[Begin Data shown]
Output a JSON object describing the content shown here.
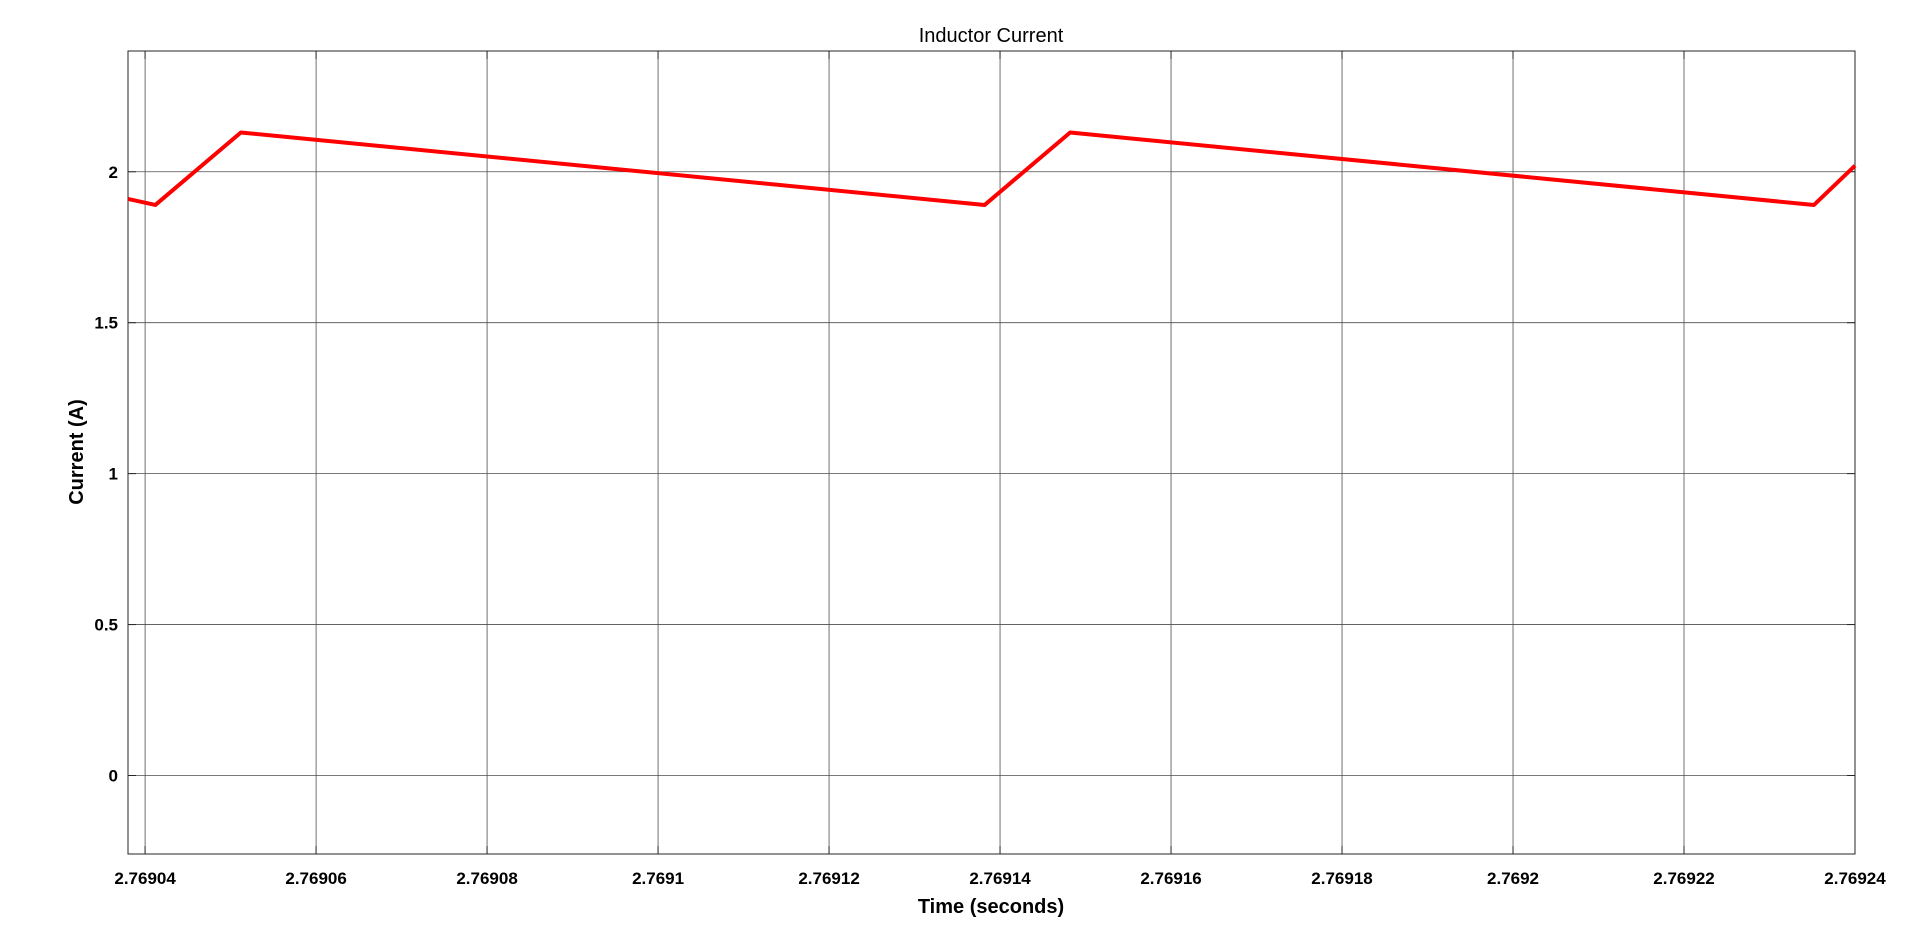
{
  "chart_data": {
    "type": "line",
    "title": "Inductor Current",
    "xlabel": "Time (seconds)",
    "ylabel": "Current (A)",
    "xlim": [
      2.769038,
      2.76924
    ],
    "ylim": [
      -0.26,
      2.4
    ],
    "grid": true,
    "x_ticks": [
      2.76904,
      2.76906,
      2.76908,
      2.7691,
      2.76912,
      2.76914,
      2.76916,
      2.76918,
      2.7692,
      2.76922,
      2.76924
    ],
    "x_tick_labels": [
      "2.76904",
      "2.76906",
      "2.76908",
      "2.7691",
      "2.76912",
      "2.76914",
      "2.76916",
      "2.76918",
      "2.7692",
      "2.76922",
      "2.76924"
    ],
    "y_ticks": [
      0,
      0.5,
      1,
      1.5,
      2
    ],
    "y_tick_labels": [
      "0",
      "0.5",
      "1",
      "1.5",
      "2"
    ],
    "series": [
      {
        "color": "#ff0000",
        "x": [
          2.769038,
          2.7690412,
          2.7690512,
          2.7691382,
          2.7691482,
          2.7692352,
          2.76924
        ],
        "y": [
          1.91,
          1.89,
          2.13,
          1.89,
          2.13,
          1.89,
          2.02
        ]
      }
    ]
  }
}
[End Data shown]
▶ _The request_
Pull out every line above that holds the word "Current".

▶ _Task output_
    "title": "Inductor Current",
    "ylabel": "Current (A)",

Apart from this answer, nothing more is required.